## [Task prompt]
Carry none of the pictures over; write out the complete data exactly.

## [Records supplied]
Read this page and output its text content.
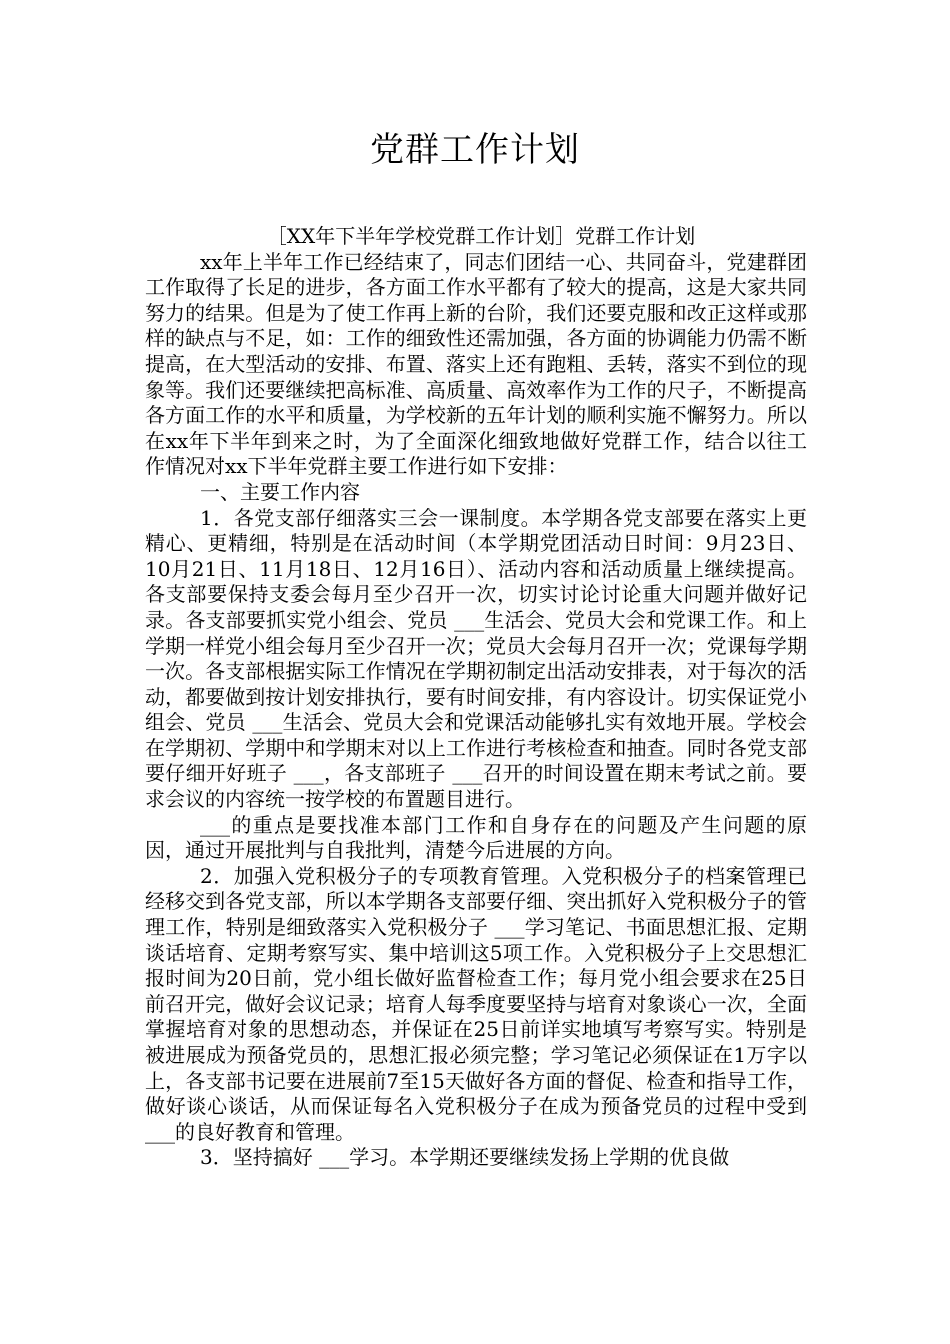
党群工作计划

［XX年下半年学校党群工作计划］党群工作计划

xx年上半年工作已经结束了，同志们团结一心、共同奋斗，党建群团工作取得了长足的进步，各方面工作水平都有了较大的提高，这是大家共同努力的结果。但是为了使工作再上新的台阶，我们还要克服和改正这样或那样的缺点与不足，如：工作的细致性还需加强，各方面的协调能力仍需不断提高，在大型活动的安排、布置、落实上还有跑粗、丢转，落实不到位的现象等。我们还要继续把高标准、高质量、高效率作为工作的尺子，不断提高各方面工作的水平和质量，为学校新的五年计划的顺利实施不懈努力。所以在xx年下半年到来之时，为了全面深化细致地做好党群工作，结合以往工作情况对xx下半年党群主要工作进行如下安排：

一、主要工作内容

1．各党支部仔细落实三会一课制度。本学期各党支部要在落实上更精心、更精细，特别是在活动时间（本学期党团活动日时间：9月23日、10月21日、11月18日、12月16日）、活动内容和活动质量上继续提高。各支部要保持支委会每月至少召开一次，切实讨论讨论重大问题并做好记录。各支部要抓实党小组会、党员 ___生活会、党员大会和党课工作。和上学期一样党小组会每月至少召开一次；党员大会每月召开一次；党课每学期一次。各支部根据实际工作情况在学期初制定出活动安排表，对于每次的活动，都要做到按计划安排执行，要有时间安排，有内容设计。切实保证党小组会、党员 ___生活会、党员大会和党课活动能够扎实有效地开展。学校会在学期初、学期中和学期末对以上工作进行考核检查和抽查。同时各党支部要仔细开好班子 ___，各支部班子 ___召开的时间设置在期末考试之前。要求会议的内容统一按学校的布置题目进行。

___的重点是要找准本部门工作和自身存在的问题及产生问题的原因，通过开展批判与自我批判，清楚今后进展的方向。

2．加强入党积极分子的专项教育管理。入党积极分子的档案管理已经移交到各党支部，所以本学期各支部要仔细、突出抓好入党积极分子的管理工作，特别是细致落实入党积极分子 ___学习笔记、书面思想汇报、定期谈话培育、定期考察写实、集中培训这5项工作。入党积极分子上交思想汇报时间为20日前，党小组长做好监督检查工作；每月党小组会要求在25日前召开完，做好会议记录；培育人每季度要坚持与培育对象谈心一次，全面掌握培育对象的思想动态，并保证在25日前详实地填写考察写实。特别是被进展成为预备党员的，思想汇报必须完整；学习笔记必须保证在1万字以上，各支部书记要在进展前7至15天做好各方面的督促、检查和指导工作，做好谈心谈话，从而保证每名入党积极分子在成为预备党员的过程中受到 ___的良好教育和管理。

3．坚持搞好 ___学习。本学期还要继续发扬上学期的优良做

## [Output for this exercise]
Read this page and output its text content.
党群工作计划

［XX年下半年学校党群工作计划］党群工作计划

xx年上半年工作已经结束了，同志们团结一心、共同奋斗，党建群团工作取得了长足的进步，各方面工作水平都有了较大的提高，这是大家共同努力的结果。但是为了使工作再上新的台阶，我们还要克服和改正这样或那样的缺点与不足，如：工作的细致性还需加强，各方面的协调能力仍需不断提高，在大型活动的安排、布置、落实上还有跑粗、丢转，落实不到位的现象等。我们还要继续把高标准、高质量、高效率作为工作的尺子，不断提高各方面工作的水平和质量，为学校新的五年计划的顺利实施不懈努力。所以在xx年下半年到来之时，为了全面深化细致地做好党群工作，结合以往工作情况对xx下半年党群主要工作进行如下安排：

一、主要工作内容

1．各党支部仔细落实三会一课制度。本学期各党支部要在落实上更精心、更精细，特别是在活动时间（本学期党团活动日时间：9月23日、10月21日、11月18日、12月16日）、活动内容和活动质量上继续提高。各支部要保持支委会每月至少召开一次，切实讨论讨论重大问题并做好记录。各支部要抓实党小组会、党员 ___生活会、党员大会和党课工作。和上学期一样党小组会每月至少召开一次；党员大会每月召开一次；党课每学期一次。各支部根据实际工作情况在学期初制定出活动安排表，对于每次的活动，都要做到按计划安排执行，要有时间安排，有内容设计。切实保证党小组会、党员 ___生活会、党员大会和党课活动能够扎实有效地开展。学校会在学期初、学期中和学期末对以上工作进行考核检查和抽查。同时各党支部要仔细开好班子 ___，各支部班子 ___召开的时间设置在期末考试之前。要求会议的内容统一按学校的布置题目进行。

___的重点是要找准本部门工作和自身存在的问题及产生问题的原因，通过开展批判与自我批判，清楚今后进展的方向。

2．加强入党积极分子的专项教育管理。入党积极分子的档案管理已经移交到各党支部，所以本学期各支部要仔细、突出抓好入党积极分子的管理工作，特别是细致落实入党积极分子 ___学习笔记、书面思想汇报、定期谈话培育、定期考察写实、集中培训这5项工作。入党积极分子上交思想汇报时间为20日前，党小组长做好监督检查工作；每月党小组会要求在25日前召开完，做好会议记录；培育人每季度要坚持与培育对象谈心一次，全面掌握培育对象的思想动态，并保证在25日前详实地填写考察写实。特别是被进展成为预备党员的，思想汇报必须完整；学习笔记必须保证在1万字以上，各支部书记要在进展前7至15天做好各方面的督促、检查和指导工作，做好谈心谈话，从而保证每名入党积极分子在成为预备党员的过程中受到 ___的良好教育和管理。

3．坚持搞好 ___学习。本学期还要继续发扬上学期的优良做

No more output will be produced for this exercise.